TASK STATEMENT:
Reproduce this listing in full.
>> START
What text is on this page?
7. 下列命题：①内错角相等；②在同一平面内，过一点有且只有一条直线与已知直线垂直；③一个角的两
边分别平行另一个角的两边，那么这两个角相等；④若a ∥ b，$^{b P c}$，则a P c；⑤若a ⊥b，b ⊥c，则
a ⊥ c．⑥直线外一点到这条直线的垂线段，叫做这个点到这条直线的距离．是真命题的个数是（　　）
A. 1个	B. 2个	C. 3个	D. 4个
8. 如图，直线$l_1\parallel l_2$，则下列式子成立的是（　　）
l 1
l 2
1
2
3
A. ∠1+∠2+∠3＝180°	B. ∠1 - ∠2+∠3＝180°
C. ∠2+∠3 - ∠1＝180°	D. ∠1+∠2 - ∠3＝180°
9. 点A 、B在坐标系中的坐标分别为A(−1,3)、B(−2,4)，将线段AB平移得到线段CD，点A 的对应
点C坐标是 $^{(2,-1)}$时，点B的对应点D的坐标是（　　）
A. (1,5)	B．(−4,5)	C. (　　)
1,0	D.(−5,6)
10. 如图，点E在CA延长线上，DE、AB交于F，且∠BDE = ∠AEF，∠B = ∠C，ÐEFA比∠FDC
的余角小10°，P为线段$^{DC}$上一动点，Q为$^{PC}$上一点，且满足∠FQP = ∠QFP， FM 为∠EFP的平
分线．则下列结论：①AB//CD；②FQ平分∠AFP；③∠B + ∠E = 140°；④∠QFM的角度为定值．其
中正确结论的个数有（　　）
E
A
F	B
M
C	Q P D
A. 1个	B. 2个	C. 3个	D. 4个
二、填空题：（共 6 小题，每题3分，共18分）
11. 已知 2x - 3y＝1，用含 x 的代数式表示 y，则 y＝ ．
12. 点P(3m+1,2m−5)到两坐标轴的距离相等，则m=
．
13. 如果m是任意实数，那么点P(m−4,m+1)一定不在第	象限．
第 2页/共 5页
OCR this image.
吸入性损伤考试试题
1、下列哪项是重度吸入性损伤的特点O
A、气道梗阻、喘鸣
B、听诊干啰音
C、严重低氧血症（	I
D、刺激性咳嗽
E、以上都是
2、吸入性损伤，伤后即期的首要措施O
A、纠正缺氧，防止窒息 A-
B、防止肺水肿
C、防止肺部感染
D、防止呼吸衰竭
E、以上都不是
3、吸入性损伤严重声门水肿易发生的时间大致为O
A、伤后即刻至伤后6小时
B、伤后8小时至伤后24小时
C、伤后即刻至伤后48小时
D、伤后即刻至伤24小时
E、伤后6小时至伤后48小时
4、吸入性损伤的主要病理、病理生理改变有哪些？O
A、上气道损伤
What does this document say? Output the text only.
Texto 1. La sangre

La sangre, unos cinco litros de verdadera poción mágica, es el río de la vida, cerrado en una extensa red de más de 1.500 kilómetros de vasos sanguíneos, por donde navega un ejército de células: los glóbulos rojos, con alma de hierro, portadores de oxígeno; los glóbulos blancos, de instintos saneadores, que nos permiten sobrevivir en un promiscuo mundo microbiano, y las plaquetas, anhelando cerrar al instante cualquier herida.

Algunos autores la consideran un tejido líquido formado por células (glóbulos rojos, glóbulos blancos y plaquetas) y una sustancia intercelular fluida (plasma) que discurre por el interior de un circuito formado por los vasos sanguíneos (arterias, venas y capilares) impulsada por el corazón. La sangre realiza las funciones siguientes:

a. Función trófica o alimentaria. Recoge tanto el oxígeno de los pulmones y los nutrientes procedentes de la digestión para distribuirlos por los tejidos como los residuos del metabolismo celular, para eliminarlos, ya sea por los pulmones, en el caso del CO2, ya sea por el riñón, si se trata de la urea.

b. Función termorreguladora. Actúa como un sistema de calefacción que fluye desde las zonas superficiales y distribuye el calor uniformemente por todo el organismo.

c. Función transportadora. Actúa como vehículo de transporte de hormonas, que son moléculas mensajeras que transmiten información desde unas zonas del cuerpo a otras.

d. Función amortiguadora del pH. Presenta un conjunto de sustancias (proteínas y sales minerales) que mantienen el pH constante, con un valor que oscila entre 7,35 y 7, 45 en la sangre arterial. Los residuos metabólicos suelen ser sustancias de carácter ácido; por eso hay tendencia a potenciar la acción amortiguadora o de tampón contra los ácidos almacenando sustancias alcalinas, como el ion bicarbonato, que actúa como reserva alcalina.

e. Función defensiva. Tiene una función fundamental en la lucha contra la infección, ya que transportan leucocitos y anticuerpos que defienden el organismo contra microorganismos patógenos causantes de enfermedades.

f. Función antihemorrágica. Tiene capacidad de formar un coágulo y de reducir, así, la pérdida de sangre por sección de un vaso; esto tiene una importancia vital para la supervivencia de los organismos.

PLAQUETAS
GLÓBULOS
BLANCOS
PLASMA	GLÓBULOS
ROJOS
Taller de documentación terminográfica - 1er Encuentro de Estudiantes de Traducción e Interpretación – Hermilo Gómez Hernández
>> END
ANSWER FOR THIS EXERCISE:
What text is on this page?
7. 下列命题：①内错角相等；②在同一平面内，过一点有且只有一条直线与已知直线垂直；③一个角的两
边分别平行另一个角的两边，那么这两个角相等；④若a ∥ b，$^{b P c}$，则a P c；⑤若a ⊥b，b ⊥c，则
a ⊥ c．⑥直线外一点到这条直线的垂线段，叫做这个点到这条直线的距离．是真命题的个数是（　　）
A. 1个	B. 2个	C. 3个	D. 4个
8. 如图，直线$l_1\parallel l_2$，则下列式子成立的是（　　）
l 1
l 2
1
2
3
A. ∠1+∠2+∠3＝180°	B. ∠1 - ∠2+∠3＝180°
C. ∠2+∠3 - ∠1＝180°	D. ∠1+∠2 - ∠3＝180°
9. 点A 、B在坐标系中的坐标分别为A(−1,3)、B(−2,4)，将线段AB平移得到线段CD，点A 的对应
点C坐标是 $^{(2,-1)}$时，点B的对应点D的坐标是（　　）
A. (1,5)	B．(−4,5)	C. (　　)
1,0	D.(−5,6)
10. 如图，点E在CA延长线上，DE、AB交于F，且∠BDE = ∠AEF，∠B = ∠C，ÐEFA比∠FDC
的余角小10°，P为线段$^{DC}$上一动点，Q为$^{PC}$上一点，且满足∠FQP = ∠QFP， FM 为∠EFP的平
分线．则下列结论：①AB//CD；②FQ平分∠AFP；③∠B + ∠E = 140°；④∠QFM的角度为定值．其
中正确结论的个数有（　　）
E
A
F	B
M
C	Q P D
A. 1个	B. 2个	C. 3个	D. 4个
二、填空题：（共 6 小题，每题3分，共18分）
11. 已知 2x - 3y＝1，用含 x 的代数式表示 y，则 y＝ ．
12. 点P(3m+1,2m−5)到两坐标轴的距离相等，则m=
．
13. 如果m是任意实数，那么点P(m−4,m+1)一定不在第	象限．
第 2页/共 5页
OCR this image.
吸入性损伤考试试题
1、下列哪项是重度吸入性损伤的特点O
A、气道梗阻、喘鸣
B、听诊干啰音
C、严重低氧血症（	I
D、刺激性咳嗽
E、以上都是
2、吸入性损伤，伤后即期的首要措施O
A、纠正缺氧，防止窒息 A-
B、防止肺水肿
C、防止肺部感染
D、防止呼吸衰竭
E、以上都不是
3、吸入性损伤严重声门水肿易发生的时间大致为O
A、伤后即刻至伤后6小时
B、伤后8小时至伤后24小时
C、伤后即刻至伤后48小时
D、伤后即刻至伤24小时
E、伤后6小时至伤后48小时
4、吸入性损伤的主要病理、病理生理改变有哪些？O
A、上气道损伤
What does this document say? Output the text only.
Texto 1. La sangre

La sangre, unos cinco litros de verdadera poción mágica, es el río de la vida, cerrado en una extensa red de más de 1.500 kilómetros de vasos sanguíneos, por donde navega un ejército de células: los glóbulos rojos, con alma de hierro, portadores de oxígeno; los glóbulos blancos, de instintos saneadores, que nos permiten sobrevivir en un promiscuo mundo microbiano, y las plaquetas, anhelando cerrar al instante cualquier herida.

Algunos autores la consideran un tejido líquido formado por células (glóbulos rojos, glóbulos blancos y plaquetas) y una sustancia intercelular fluida (plasma) que discurre por el interior de un circuito formado por los vasos sanguíneos (arterias, venas y capilares) impulsada por el corazón. La sangre realiza las funciones siguientes:

a. Función trófica o alimentaria. Recoge tanto el oxígeno de los pulmones y los nutrientes procedentes de la digestión para distribuirlos por los tejidos como los residuos del metabolismo celular, para eliminarlos, ya sea por los pulmones, en el caso del CO2, ya sea por el riñón, si se trata de la urea.

b. Función termorreguladora. Actúa como un sistema de calefacción que fluye desde las zonas superficiales y distribuye el calor uniformemente por todo el organismo.

c. Función transportadora. Actúa como vehículo de transporte de hormonas, que son moléculas mensajeras que transmiten información desde unas zonas del cuerpo a otras.

d. Función amortiguadora del pH. Presenta un conjunto de sustancias (proteínas y sales minerales) que mantienen el pH constante, con un valor que oscila entre 7,35 y 7, 45 en la sangre arterial. Los residuos metabólicos suelen ser sustancias de carácter ácido; por eso hay tendencia a potenciar la acción amortiguadora o de tampón contra los ácidos almacenando sustancias alcalinas, como el ion bicarbonato, que actúa como reserva alcalina.

e. Función defensiva. Tiene una función fundamental en la lucha contra la infección, ya que transportan leucocitos y anticuerpos que defienden el organismo contra microorganismos patógenos causantes de enfermedades.

f. Función antihemorrágica. Tiene capacidad de formar un coágulo y de reducir, así, la pérdida de sangre por sección de un vaso; esto tiene una importancia vital para la supervivencia de los organismos.

PLAQUETAS
GLÓBULOS
BLANCOS
PLASMA	GLÓBULOS
ROJOS
Taller de documentación terminográfica - 1er Encuentro de Estudiantes de Traducción e Interpretación – Hermilo Gómez Hernández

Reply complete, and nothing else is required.